## Directive
Your task is to copy the material exactly.

## Raw records
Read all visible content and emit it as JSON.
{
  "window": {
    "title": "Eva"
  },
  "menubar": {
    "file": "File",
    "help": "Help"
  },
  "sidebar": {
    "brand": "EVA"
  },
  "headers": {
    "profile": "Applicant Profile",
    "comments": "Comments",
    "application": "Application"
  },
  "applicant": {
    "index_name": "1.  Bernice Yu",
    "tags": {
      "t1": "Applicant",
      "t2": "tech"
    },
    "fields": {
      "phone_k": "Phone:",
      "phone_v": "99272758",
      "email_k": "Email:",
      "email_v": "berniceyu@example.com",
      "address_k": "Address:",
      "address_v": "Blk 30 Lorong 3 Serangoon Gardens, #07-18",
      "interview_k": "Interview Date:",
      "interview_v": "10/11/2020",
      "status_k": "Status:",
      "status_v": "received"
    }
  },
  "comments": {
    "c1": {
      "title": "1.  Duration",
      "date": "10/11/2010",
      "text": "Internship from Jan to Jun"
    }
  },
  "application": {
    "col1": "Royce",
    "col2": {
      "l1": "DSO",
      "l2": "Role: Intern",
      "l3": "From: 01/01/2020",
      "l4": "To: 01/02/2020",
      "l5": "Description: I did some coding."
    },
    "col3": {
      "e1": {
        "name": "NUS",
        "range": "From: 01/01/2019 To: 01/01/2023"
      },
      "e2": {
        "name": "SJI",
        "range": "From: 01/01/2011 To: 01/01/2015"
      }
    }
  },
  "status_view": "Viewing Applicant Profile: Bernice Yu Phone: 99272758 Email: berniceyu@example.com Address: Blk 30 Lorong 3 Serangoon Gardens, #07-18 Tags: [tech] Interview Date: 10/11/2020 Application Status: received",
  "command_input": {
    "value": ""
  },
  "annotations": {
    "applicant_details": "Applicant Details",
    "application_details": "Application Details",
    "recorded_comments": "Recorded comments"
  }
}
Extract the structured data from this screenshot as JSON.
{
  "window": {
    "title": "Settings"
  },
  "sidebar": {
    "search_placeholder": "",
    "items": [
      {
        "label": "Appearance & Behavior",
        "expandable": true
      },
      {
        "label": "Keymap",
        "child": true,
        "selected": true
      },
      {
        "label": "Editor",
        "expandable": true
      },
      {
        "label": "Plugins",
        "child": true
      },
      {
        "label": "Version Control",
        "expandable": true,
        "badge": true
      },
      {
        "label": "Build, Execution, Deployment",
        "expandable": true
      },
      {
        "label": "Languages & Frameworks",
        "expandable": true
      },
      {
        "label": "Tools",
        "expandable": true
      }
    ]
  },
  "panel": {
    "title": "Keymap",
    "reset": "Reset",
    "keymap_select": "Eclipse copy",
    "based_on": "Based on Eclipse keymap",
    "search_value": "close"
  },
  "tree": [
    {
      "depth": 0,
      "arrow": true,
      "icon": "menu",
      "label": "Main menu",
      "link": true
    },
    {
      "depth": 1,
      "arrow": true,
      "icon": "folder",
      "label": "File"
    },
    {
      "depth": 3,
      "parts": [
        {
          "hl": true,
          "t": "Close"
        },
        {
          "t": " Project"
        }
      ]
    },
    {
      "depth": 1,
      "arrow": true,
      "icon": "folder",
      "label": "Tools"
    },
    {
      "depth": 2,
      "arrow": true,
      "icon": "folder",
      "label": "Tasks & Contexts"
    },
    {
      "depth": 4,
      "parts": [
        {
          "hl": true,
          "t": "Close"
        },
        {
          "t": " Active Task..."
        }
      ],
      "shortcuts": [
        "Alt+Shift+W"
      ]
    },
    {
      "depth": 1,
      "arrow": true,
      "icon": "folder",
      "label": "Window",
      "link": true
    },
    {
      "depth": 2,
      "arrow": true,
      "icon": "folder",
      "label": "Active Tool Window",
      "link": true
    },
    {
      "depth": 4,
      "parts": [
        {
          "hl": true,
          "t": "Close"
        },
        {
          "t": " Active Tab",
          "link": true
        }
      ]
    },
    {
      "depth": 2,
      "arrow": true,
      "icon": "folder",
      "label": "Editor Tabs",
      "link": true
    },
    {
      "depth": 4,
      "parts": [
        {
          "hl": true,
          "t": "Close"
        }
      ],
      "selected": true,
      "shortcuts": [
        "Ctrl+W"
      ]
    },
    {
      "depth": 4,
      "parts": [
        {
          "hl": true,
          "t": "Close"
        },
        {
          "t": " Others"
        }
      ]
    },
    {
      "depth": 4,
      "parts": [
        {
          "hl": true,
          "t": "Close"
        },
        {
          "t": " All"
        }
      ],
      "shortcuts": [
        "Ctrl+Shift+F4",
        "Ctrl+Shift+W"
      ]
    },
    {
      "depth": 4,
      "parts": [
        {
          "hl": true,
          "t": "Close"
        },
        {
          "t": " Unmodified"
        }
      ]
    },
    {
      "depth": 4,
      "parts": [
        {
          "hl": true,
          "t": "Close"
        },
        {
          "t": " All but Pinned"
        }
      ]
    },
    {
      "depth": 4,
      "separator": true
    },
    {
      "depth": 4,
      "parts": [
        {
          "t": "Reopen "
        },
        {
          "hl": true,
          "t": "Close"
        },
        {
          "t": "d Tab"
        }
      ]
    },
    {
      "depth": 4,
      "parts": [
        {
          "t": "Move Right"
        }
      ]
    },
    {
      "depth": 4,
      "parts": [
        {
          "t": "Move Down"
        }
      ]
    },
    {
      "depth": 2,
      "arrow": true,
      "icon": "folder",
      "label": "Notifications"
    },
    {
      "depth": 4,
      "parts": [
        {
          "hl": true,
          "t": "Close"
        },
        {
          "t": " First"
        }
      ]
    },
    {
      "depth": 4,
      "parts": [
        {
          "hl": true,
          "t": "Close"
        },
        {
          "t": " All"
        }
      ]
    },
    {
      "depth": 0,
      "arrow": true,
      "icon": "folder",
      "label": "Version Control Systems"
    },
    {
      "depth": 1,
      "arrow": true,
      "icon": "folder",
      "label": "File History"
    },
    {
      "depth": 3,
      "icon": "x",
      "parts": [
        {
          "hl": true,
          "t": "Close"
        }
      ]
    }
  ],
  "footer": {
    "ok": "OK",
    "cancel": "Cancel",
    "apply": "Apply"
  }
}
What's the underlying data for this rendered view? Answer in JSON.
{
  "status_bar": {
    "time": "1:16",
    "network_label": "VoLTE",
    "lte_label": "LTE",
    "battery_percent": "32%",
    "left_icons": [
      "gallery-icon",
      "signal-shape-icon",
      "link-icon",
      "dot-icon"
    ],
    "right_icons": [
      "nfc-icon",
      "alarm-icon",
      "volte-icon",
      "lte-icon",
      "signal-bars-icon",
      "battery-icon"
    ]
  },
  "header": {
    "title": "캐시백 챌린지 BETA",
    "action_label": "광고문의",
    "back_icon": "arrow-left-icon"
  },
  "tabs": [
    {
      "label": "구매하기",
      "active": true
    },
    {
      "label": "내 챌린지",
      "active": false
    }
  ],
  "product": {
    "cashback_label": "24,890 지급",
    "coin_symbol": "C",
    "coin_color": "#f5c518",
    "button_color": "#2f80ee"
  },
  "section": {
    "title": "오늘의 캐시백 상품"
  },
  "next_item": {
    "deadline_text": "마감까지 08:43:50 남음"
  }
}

## Result
Read all visible content and emit it as JSON.
{
  "window": {
    "title": "Eva"
  },
  "menubar": {
    "file": "File",
    "help": "Help"
  },
  "sidebar": {
    "brand": "EVA"
  },
  "headers": {
    "profile": "Applicant Profile",
    "comments": "Comments",
    "application": "Application"
  },
  "applicant": {
    "index_name": "1.  Bernice Yu",
    "tags": {
      "t1": "Applicant",
      "t2": "tech"
    },
    "fields": {
      "phone_k": "Phone:",
      "phone_v": "99272758",
      "email_k": "Email:",
      "email_v": "berniceyu@example.com",
      "address_k": "Address:",
      "address_v": "Blk 30 Lorong 3 Serangoon Gardens, #07-18",
      "interview_k": "Interview Date:",
      "interview_v": "10/11/2020",
      "status_k": "Status:",
      "status_v": "received"
    }
  },
  "comments": {
    "c1": {
      "title": "1.  Duration",
      "date": "10/11/2010",
      "text": "Internship from Jan to Jun"
    }
  },
  "application": {
    "col1": "Royce",
    "col2": {
      "l1": "DSO",
      "l2": "Role: Intern",
      "l3": "From: 01/01/2020",
      "l4": "To: 01/02/2020",
      "l5": "Description: I did some coding."
    },
    "col3": {
      "e1": {
        "name": "NUS",
        "range": "From: 01/01/2019 To: 01/01/2023"
      },
      "e2": {
        "name": "SJI",
        "range": "From: 01/01/2011 To: 01/01/2015"
      }
    }
  },
  "status_view": "Viewing Applicant Profile: Bernice Yu Phone: 99272758 Email: berniceyu@example.com Address: Blk 30 Lorong 3 Serangoon Gardens, #07-18 Tags: [tech] Interview Date: 10/11/2020 Application Status: received",
  "command_input": {
    "value": ""
  },
  "annotations": {
    "applicant_details": "Applicant Details",
    "application_details": "Application Details",
    "recorded_comments": "Recorded comments"
  }
}
Extract the structured data from this screenshot as JSON.
{
  "window": {
    "title": "Settings"
  },
  "sidebar": {
    "search_placeholder": "",
    "items": [
      {
        "label": "Appearance & Behavior",
        "expandable": true
      },
      {
        "label": "Keymap",
        "child": true,
        "selected": true
      },
      {
        "label": "Editor",
        "expandable": true
      },
      {
        "label": "Plugins",
        "child": true
      },
      {
        "label": "Version Control",
        "expandable": true,
        "badge": true
      },
      {
        "label": "Build, Execution, Deployment",
        "expandable": true
      },
      {
        "label": "Languages & Frameworks",
        "expandable": true
      },
      {
        "label": "Tools",
        "expandable": true
      }
    ]
  },
  "panel": {
    "title": "Keymap",
    "reset": "Reset",
    "keymap_select": "Eclipse copy",
    "based_on": "Based on Eclipse keymap",
    "search_value": "close"
  },
  "tree": [
    {
      "depth": 0,
      "arrow": true,
      "icon": "menu",
      "label": "Main menu",
      "link": true
    },
    {
      "depth": 1,
      "arrow": true,
      "icon": "folder",
      "label": "File"
    },
    {
      "depth": 3,
      "parts": [
        {
          "hl": true,
          "t": "Close"
        },
        {
          "t": " Project"
        }
      ]
    },
    {
      "depth": 1,
      "arrow": true,
      "icon": "folder",
      "label": "Tools"
    },
    {
      "depth": 2,
      "arrow": true,
      "icon": "folder",
      "label": "Tasks & Contexts"
    },
    {
      "depth": 4,
      "parts": [
        {
          "hl": true,
          "t": "Close"
        },
        {
          "t": " Active Task..."
        }
      ],
      "shortcuts": [
        "Alt+Shift+W"
      ]
    },
    {
      "depth": 1,
      "arrow": true,
      "icon": "folder",
      "label": "Window",
      "link": true
    },
    {
      "depth": 2,
      "arrow": true,
      "icon": "folder",
      "label": "Active Tool Window",
      "link": true
    },
    {
      "depth": 4,
      "parts": [
        {
          "hl": true,
          "t": "Close"
        },
        {
          "t": " Active Tab",
          "link": true
        }
      ]
    },
    {
      "depth": 2,
      "arrow": true,
      "icon": "folder",
      "label": "Editor Tabs",
      "link": true
    },
    {
      "depth": 4,
      "parts": [
        {
          "hl": true,
          "t": "Close"
        }
      ],
      "selected": true,
      "shortcuts": [
        "Ctrl+W"
      ]
    },
    {
      "depth": 4,
      "parts": [
        {
          "hl": true,
          "t": "Close"
        },
        {
          "t": " Others"
        }
      ]
    },
    {
      "depth": 4,
      "parts": [
        {
          "hl": true,
          "t": "Close"
        },
        {
          "t": " All"
        }
      ],
      "shortcuts": [
        "Ctrl+Shift+F4",
        "Ctrl+Shift+W"
      ]
    },
    {
      "depth": 4,
      "parts": [
        {
          "hl": true,
          "t": "Close"
        },
        {
          "t": " Unmodified"
        }
      ]
    },
    {
      "depth": 4,
      "parts": [
        {
          "hl": true,
          "t": "Close"
        },
        {
          "t": " All but Pinned"
        }
      ]
    },
    {
      "depth": 4,
      "separator": true
    },
    {
      "depth": 4,
      "parts": [
        {
          "t": "Reopen "
        },
        {
          "hl": true,
          "t": "Close"
        },
        {
          "t": "d Tab"
        }
      ]
    },
    {
      "depth": 4,
      "parts": [
        {
          "t": "Move Right"
        }
      ]
    },
    {
      "depth": 4,
      "parts": [
        {
          "t": "Move Down"
        }
      ]
    },
    {
      "depth": 2,
      "arrow": true,
      "icon": "folder",
      "label": "Notifications"
    },
    {
      "depth": 4,
      "parts": [
        {
          "hl": true,
          "t": "Close"
        },
        {
          "t": " First"
        }
      ]
    },
    {
      "depth": 4,
      "parts": [
        {
          "hl": true,
          "t": "Close"
        },
        {
          "t": " All"
        }
      ]
    },
    {
      "depth": 0,
      "arrow": true,
      "icon": "folder",
      "label": "Version Control Systems"
    },
    {
      "depth": 1,
      "arrow": true,
      "icon": "folder",
      "label": "File History"
    },
    {
      "depth": 3,
      "icon": "x",
      "parts": [
        {
          "hl": true,
          "t": "Close"
        }
      ]
    }
  ],
  "footer": {
    "ok": "OK",
    "cancel": "Cancel",
    "apply": "Apply"
  }
}
What's the underlying data for this rendered view? Answer in JSON.
{
  "status_bar": {
    "time": "1:16",
    "network_label": "VoLTE",
    "lte_label": "LTE",
    "battery_percent": "32%",
    "left_icons": [
      "gallery-icon",
      "signal-shape-icon",
      "link-icon",
      "dot-icon"
    ],
    "right_icons": [
      "nfc-icon",
      "alarm-icon",
      "volte-icon",
      "lte-icon",
      "signal-bars-icon",
      "battery-icon"
    ]
  },
  "header": {
    "title": "캐시백 챌린지 BETA",
    "action_label": "광고문의",
    "back_icon": "arrow-left-icon"
  },
  "tabs": [
    {
      "label": "구매하기",
      "active": true
    },
    {
      "label": "내 챌린지",
      "active": false
    }
  ],
  "product": {
    "cashback_label": "24,890 지급",
    "coin_symbol": "C",
    "coin_color": "#f5c518",
    "button_color": "#2f80ee"
  },
  "section": {
    "title": "오늘의 캐시백 상품"
  },
  "next_item": {
    "deadline_text": "마감까지 08:43:50 남음"
  }
}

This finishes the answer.